Aim: Retype the whole listing verbatim and keep the pictures out of it.

:::

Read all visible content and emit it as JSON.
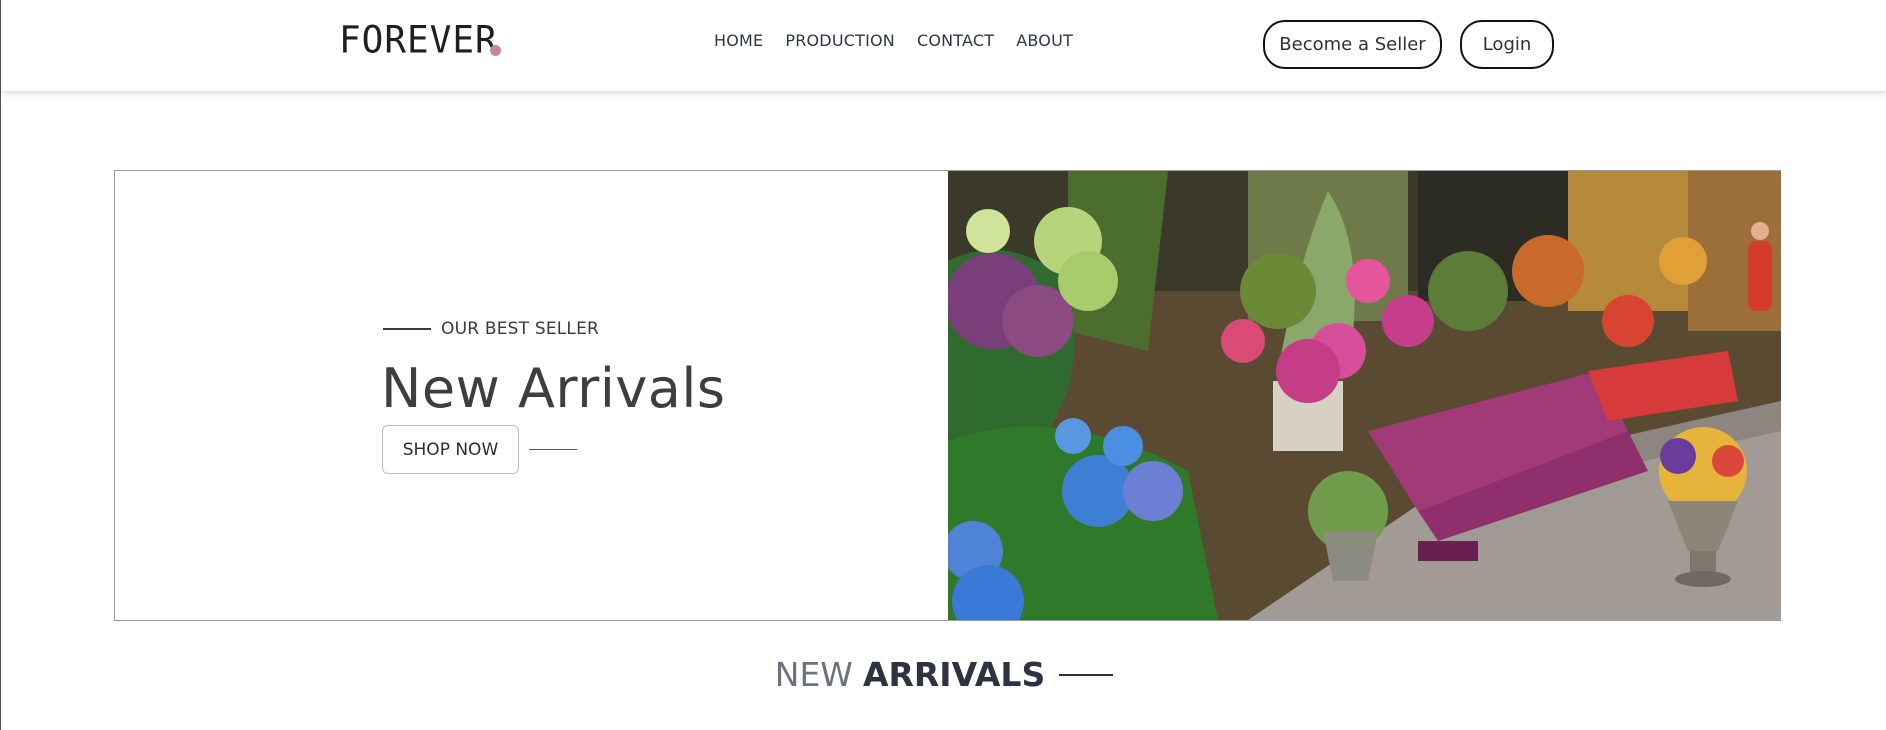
{
  "header": {
    "logo_text": "FOREVER",
    "logo_dot_color": "#c586a5",
    "nav": [
      "HOME",
      "PRODUCTION",
      "CONTACT",
      "ABOUT"
    ],
    "become_seller_label": "Become a Seller",
    "login_label": "Login"
  },
  "hero": {
    "eyebrow": "OUR BEST SELLER",
    "title": "New Arrivals",
    "cta_label": "SHOP NOW",
    "image_alt": "flower-market-photo"
  },
  "section": {
    "title_light": "NEW",
    "title_bold": "ARRIVALS"
  }
}
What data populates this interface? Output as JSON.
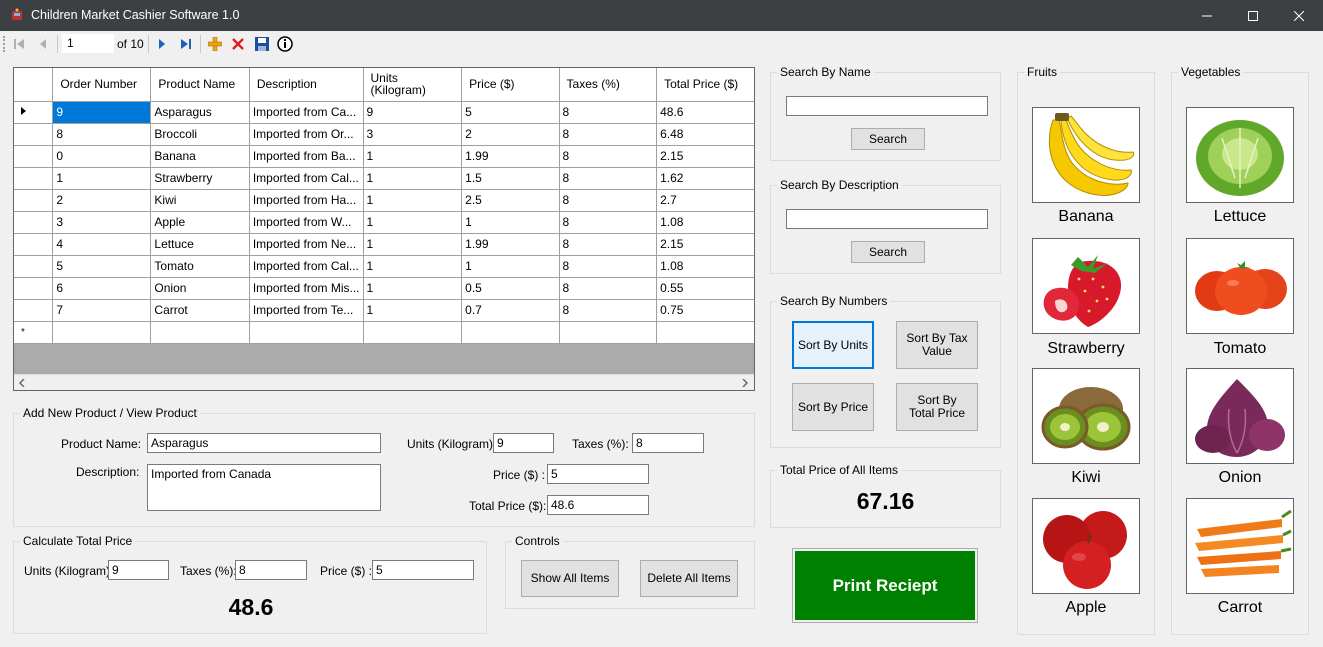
{
  "window": {
    "title": "Children Market Cashier Software 1.0"
  },
  "navigator": {
    "position": "1",
    "count_label": "of 10"
  },
  "grid": {
    "columns": [
      "Order Number",
      "Product Name",
      "Description",
      "Units\n(Kilogram)",
      "Price ($)",
      "Taxes (%)",
      "Total Price ($)"
    ],
    "rows": [
      [
        "9",
        "Asparagus",
        "Imported from Ca...",
        "9",
        "5",
        "8",
        "48.6"
      ],
      [
        "8",
        "Broccoli",
        "Imported from Or...",
        "3",
        "2",
        "8",
        "6.48"
      ],
      [
        "0",
        "Banana",
        "Imported from Ba...",
        "1",
        "1.99",
        "8",
        "2.15"
      ],
      [
        "1",
        "Strawberry",
        "Imported from Cal...",
        "1",
        "1.5",
        "8",
        "1.62"
      ],
      [
        "2",
        "Kiwi",
        "Imported from Ha...",
        "1",
        "2.5",
        "8",
        "2.7"
      ],
      [
        "3",
        "Apple",
        "Imported from W...",
        "1",
        "1",
        "8",
        "1.08"
      ],
      [
        "4",
        "Lettuce",
        "Imported from Ne...",
        "1",
        "1.99",
        "8",
        "2.15"
      ],
      [
        "5",
        "Tomato",
        "Imported from Cal...",
        "1",
        "1",
        "8",
        "1.08"
      ],
      [
        "6",
        "Onion",
        "Imported from Mis...",
        "1",
        "0.5",
        "8",
        "0.55"
      ],
      [
        "7",
        "Carrot",
        "Imported from Te...",
        "1",
        "0.7",
        "8",
        "0.75"
      ]
    ],
    "new_row_marker": "*"
  },
  "add_product": {
    "group_label": "Add New Product / View Product",
    "product_name_label": "Product Name:",
    "product_name_value": "Asparagus",
    "description_label": "Description:",
    "description_value": "Imported from Canada",
    "units_label": "Units (Kilogram):",
    "units_value": "9",
    "taxes_label": "Taxes (%):",
    "taxes_value": "8",
    "price_label": "Price ($) :",
    "price_value": "5",
    "total_label": "Total Price ($):",
    "total_value": "48.6"
  },
  "calculate": {
    "group_label": "Calculate Total Price",
    "units_label": "Units (Kilogram):",
    "units_value": "9",
    "taxes_label": "Taxes (%):",
    "taxes_value": "8",
    "price_label": "Price ($) :",
    "price_value": "5",
    "result": "48.6"
  },
  "controls": {
    "group_label": "Controls",
    "show_all": "Show All Items",
    "delete_all": "Delete All Items"
  },
  "search_name": {
    "group_label": "Search By Name",
    "value": "",
    "button": "Search"
  },
  "search_desc": {
    "group_label": "Search By Description",
    "value": "",
    "button": "Search"
  },
  "search_numbers": {
    "group_label": "Search By Numbers",
    "sort_units": "Sort By Units",
    "sort_tax": "Sort By Tax Value",
    "sort_price": "Sort By Price",
    "sort_total": "Sort By Total Price"
  },
  "total_all": {
    "group_label": "Total Price of All Items",
    "value": "67.16"
  },
  "print": {
    "label": "Print Reciept",
    "color": "#008000"
  },
  "fruits": {
    "group_label": "Fruits",
    "items": [
      "Banana",
      "Strawberry",
      "Kiwi",
      "Apple"
    ]
  },
  "vegetables": {
    "group_label": "Vegetables",
    "items": [
      "Lettuce",
      "Tomato",
      "Onion",
      "Carrot"
    ]
  }
}
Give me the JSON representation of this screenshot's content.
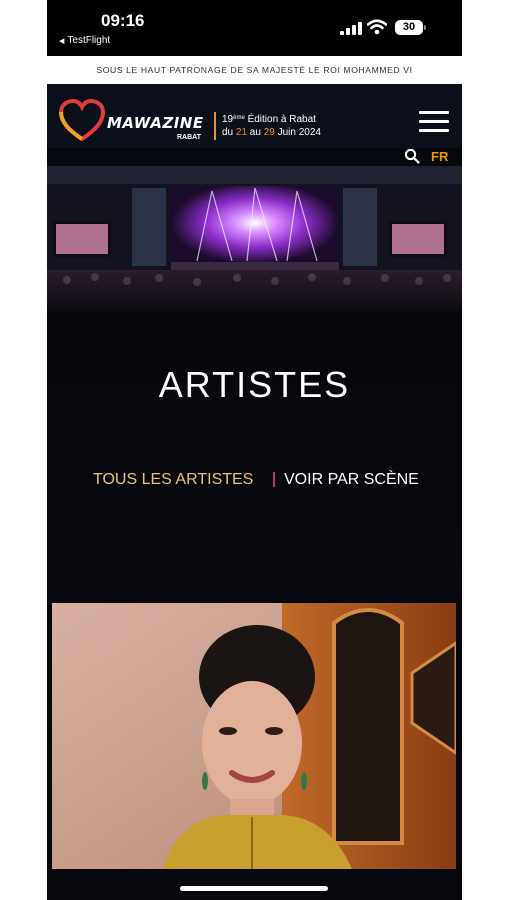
{
  "status": {
    "time": "09:16",
    "back_app": "TestFlight",
    "battery": "30"
  },
  "patronage": "SOUS LE HAUT PATRONAGE DE SA MAJESTÉ LE ROI MOHAMMED VI",
  "header": {
    "logo_text": "MAWAZINE",
    "logo_sub": "RABAT",
    "edition_num": "19",
    "edition_sup": "ème",
    "edition_rest": " Édition à Rabat",
    "dates_du": "du ",
    "dates_start": "21",
    "dates_au": " au ",
    "dates_end": "29",
    "dates_rest": " Juin 2024",
    "language": "FR",
    "icons": [
      "menu-icon",
      "search-icon"
    ]
  },
  "page": {
    "title": "ARTISTES",
    "tabs": [
      {
        "label": "TOUS LES ARTISTES",
        "active": true
      },
      {
        "label": "VOIR PAR SCÈNE",
        "active": false
      }
    ]
  },
  "colors": {
    "accent": "#e8931d",
    "tab_active": "#e8c27a",
    "background": "#06080d",
    "separator": "#b3394f"
  }
}
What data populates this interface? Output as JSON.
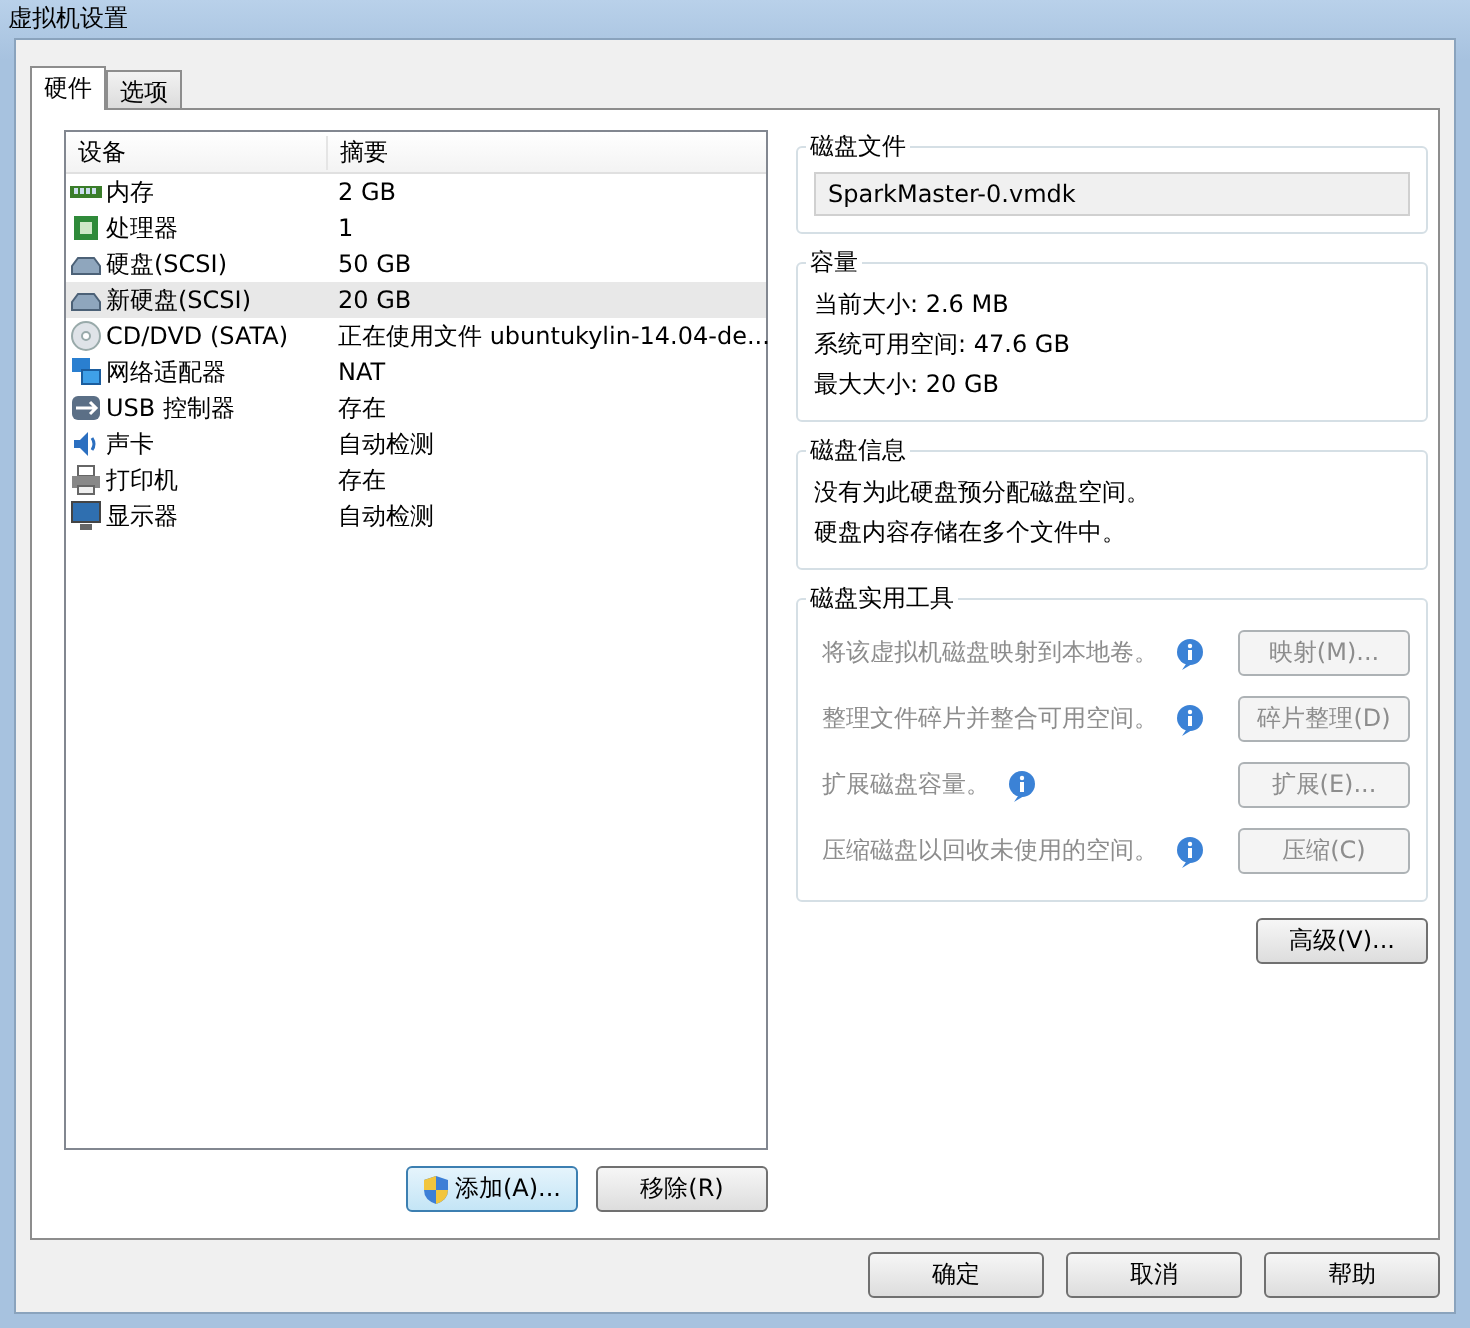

:::

Full output:
Read all visible content and emit it as JSON.
{
  "header": {
    "logo_text": "FOREVER",
    "logo_dot_color": "#c586a5",
    "nav": [
      "HOME",
      "PRODUCTION",
      "CONTACT",
      "ABOUT"
    ],
    "become_seller_label": "Become a Seller",
    "login_label": "Login"
  },
  "hero": {
    "eyebrow": "OUR BEST SELLER",
    "title": "New Arrivals",
    "cta_label": "SHOP NOW",
    "image_alt": "flower-market-photo"
  },
  "section": {
    "title_light": "NEW",
    "title_bold": "ARRIVALS"
  }
}
What data populates this interface? Output as JSON.
{
  "window": {
    "title": "Children Market Cashier Software 1.0"
  },
  "navigator": {
    "position": "1",
    "count_label": "of 10"
  },
  "grid": {
    "columns": [
      "Order Number",
      "Product Name",
      "Description",
      "Units\n(Kilogram)",
      "Price ($)",
      "Taxes (%)",
      "Total Price ($)"
    ],
    "rows": [
      [
        "9",
        "Asparagus",
        "Imported from Ca...",
        "9",
        "5",
        "8",
        "48.6"
      ],
      [
        "8",
        "Broccoli",
        "Imported from Or...",
        "3",
        "2",
        "8",
        "6.48"
      ],
      [
        "0",
        "Banana",
        "Imported from Ba...",
        "1",
        "1.99",
        "8",
        "2.15"
      ],
      [
        "1",
        "Strawberry",
        "Imported from Cal...",
        "1",
        "1.5",
        "8",
        "1.62"
      ],
      [
        "2",
        "Kiwi",
        "Imported from Ha...",
        "1",
        "2.5",
        "8",
        "2.7"
      ],
      [
        "3",
        "Apple",
        "Imported from W...",
        "1",
        "1",
        "8",
        "1.08"
      ],
      [
        "4",
        "Lettuce",
        "Imported from Ne...",
        "1",
        "1.99",
        "8",
        "2.15"
      ],
      [
        "5",
        "Tomato",
        "Imported from Cal...",
        "1",
        "1",
        "8",
        "1.08"
      ],
      [
        "6",
        "Onion",
        "Imported from Mis...",
        "1",
        "0.5",
        "8",
        "0.55"
      ],
      [
        "7",
        "Carrot",
        "Imported from Te...",
        "1",
        "0.7",
        "8",
        "0.75"
      ]
    ],
    "new_row_marker": "*"
  },
  "add_product": {
    "group_label": "Add New Product / View Product",
    "product_name_label": "Product Name:",
    "product_name_value": "Asparagus",
    "description_label": "Description:",
    "description_value": "Imported from Canada",
    "units_label": "Units (Kilogram):",
    "units_value": "9",
    "taxes_label": "Taxes (%):",
    "taxes_value": "8",
    "price_label": "Price ($) :",
    "price_value": "5",
    "total_label": "Total Price ($):",
    "total_value": "48.6"
  },
  "calculate": {
    "group_label": "Calculate Total Price",
    "units_label": "Units (Kilogram):",
    "units_value": "9",
    "taxes_label": "Taxes (%):",
    "taxes_value": "8",
    "price_label": "Price ($) :",
    "price_value": "5",
    "result": "48.6"
  },
  "controls": {
    "group_label": "Controls",
    "show_all": "Show All Items",
    "delete_all": "Delete All Items"
  },
  "search_name": {
    "group_label": "Search By Name",
    "value": "",
    "button": "Search"
  },
  "search_desc": {
    "group_label": "Search By Description",
    "value": "",
    "button": "Search"
  },
  "search_numbers": {
    "group_label": "Search By Numbers",
    "sort_units": "Sort By Units",
    "sort_tax": "Sort By Tax Value",
    "sort_price": "Sort By Price",
    "sort_total": "Sort By Total Price"
  },
  "total_all": {
    "group_label": "Total Price of All Items",
    "value": "67.16"
  },
  "print": {
    "label": "Print Reciept",
    "color": "#008000"
  },
  "fruits": {
    "group_label": "Fruits",
    "items": [
      "Banana",
      "Strawberry",
      "Kiwi",
      "Apple"
    ]
  },
  "vegetables": {
    "group_label": "Vegetables",
    "items": [
      "Lettuce",
      "Tomato",
      "Onion",
      "Carrot"
    ]
  }
}
Give me the JSON representation of this screenshot's content.
{
  "status": {
    "time": "09:16",
    "back_app": "TestFlight",
    "battery": "30"
  },
  "patronage": "SOUS LE HAUT PATRONAGE DE SA MAJESTÉ LE ROI MOHAMMED VI",
  "header": {
    "logo_text": "MAWAZINE",
    "logo_sub": "RABAT",
    "edition_num": "19",
    "edition_sup": "ème",
    "edition_rest": " Édition à Rabat",
    "dates_du": "du ",
    "dates_start": "21",
    "dates_au": " au ",
    "dates_end": "29",
    "dates_rest": " Juin 2024",
    "language": "FR",
    "icons": [
      "menu-icon",
      "search-icon"
    ]
  },
  "page": {
    "title": "ARTISTES",
    "tabs": [
      {
        "label": "TOUS LES ARTISTES",
        "active": true
      },
      {
        "label": "VOIR PAR SCÈNE",
        "active": false
      }
    ]
  },
  "colors": {
    "accent": "#e8931d",
    "tab_active": "#e8c27a",
    "background": "#06080d",
    "separator": "#b3394f"
  }
}
What data populates this interface? Output as JSON.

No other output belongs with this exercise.